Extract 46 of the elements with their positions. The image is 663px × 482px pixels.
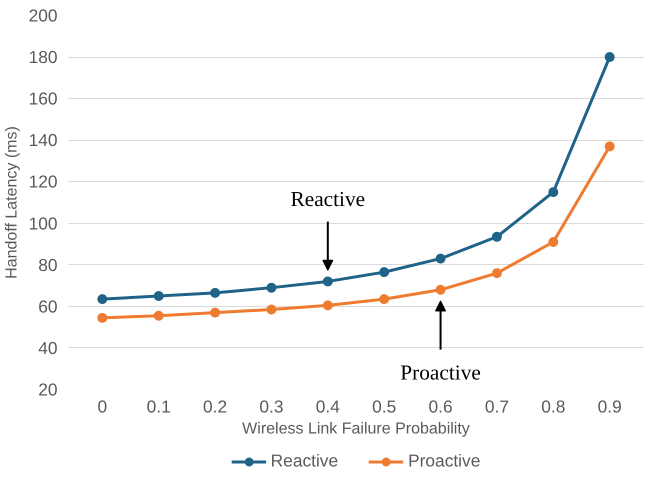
annotation: Reactive (290, 186, 366, 211)
x-tick-label: 0.7 (484, 396, 509, 416)
x-tick-label: 0.4 (316, 396, 340, 416)
y-tick-label: 200 (28, 6, 58, 26)
point (322, 300, 333, 310)
point (97, 294, 108, 304)
point (154, 291, 164, 301)
point (604, 52, 615, 62)
point (436, 254, 446, 264)
y-tick-label: 20 (38, 380, 58, 400)
y-tick-label: 160 (28, 88, 58, 109)
point (322, 276, 333, 286)
x-tick-label: 0.2 (203, 396, 228, 416)
y-tick-label: 60 (38, 296, 58, 316)
x-tick-label: 0 (98, 396, 108, 416)
y-tick-label: 40 (38, 338, 58, 358)
point (266, 304, 276, 314)
point (492, 268, 502, 278)
y-tick-label: 100 (28, 213, 58, 234)
y-tick-label: 120 (28, 172, 58, 192)
x-tick-label: 0.8 (541, 396, 566, 416)
x-tick-label: 0.5 (372, 396, 396, 416)
point (548, 236, 558, 247)
annotation: Proactive (400, 360, 481, 384)
x-tick-label: 0.1 (146, 396, 171, 416)
point (604, 141, 615, 152)
point (210, 308, 220, 318)
y-tick-label: 140 (28, 130, 58, 150)
point (210, 288, 220, 298)
y-tick-label: 180 (28, 47, 58, 68)
point (548, 187, 558, 198)
point (436, 284, 446, 295)
point (492, 232, 502, 242)
legend-label: Reactive (270, 450, 338, 472)
y-axis-title: Handoff Latency (ms) (4, 126, 21, 279)
x-tick-label: 0.9 (598, 396, 622, 416)
y-tick-label: 80 (38, 254, 58, 275)
x-axis-title: Wireless Link Failure Probability (242, 420, 470, 438)
point (97, 312, 108, 323)
point (379, 294, 390, 304)
x-tick-label: 0.6 (428, 396, 453, 416)
x-tick-label: 0.3 (259, 396, 284, 416)
point (154, 310, 164, 321)
point (266, 282, 276, 293)
point (379, 267, 390, 278)
legend-label: Proactive (408, 450, 480, 472)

*****

### Task instructions
Could you recast the part of the data that opens with the line containing "annotation: Reactive (290, 186, 366, 211)" and closes with the line containing "y-tick-label: 20 (38, 380, 58, 400)" as a Markdown table with the columns Row and Line, numbering each line and skipping blank ones?

### Task output
| Row | Line |
|---|---|
| 1 | annotation: Reactive (290, 186, 366, 211) |
| 2 | x-tick-label: 0.7 (484, 396, 509, 416) |
| 3 | x-tick-label: 0.4 (316, 396, 340, 416) |
| 4 | y-tick-label: 200 (28, 6, 58, 26) |
| 5 | point (322, 300, 333, 310) |
| 6 | point (97, 294, 108, 304) |
| 7 | point (154, 291, 164, 301) |
| 8 | point (604, 52, 615, 62) |
| 9 | point (436, 254, 446, 264) |
| 10 | y-tick-label: 20 (38, 380, 58, 400) |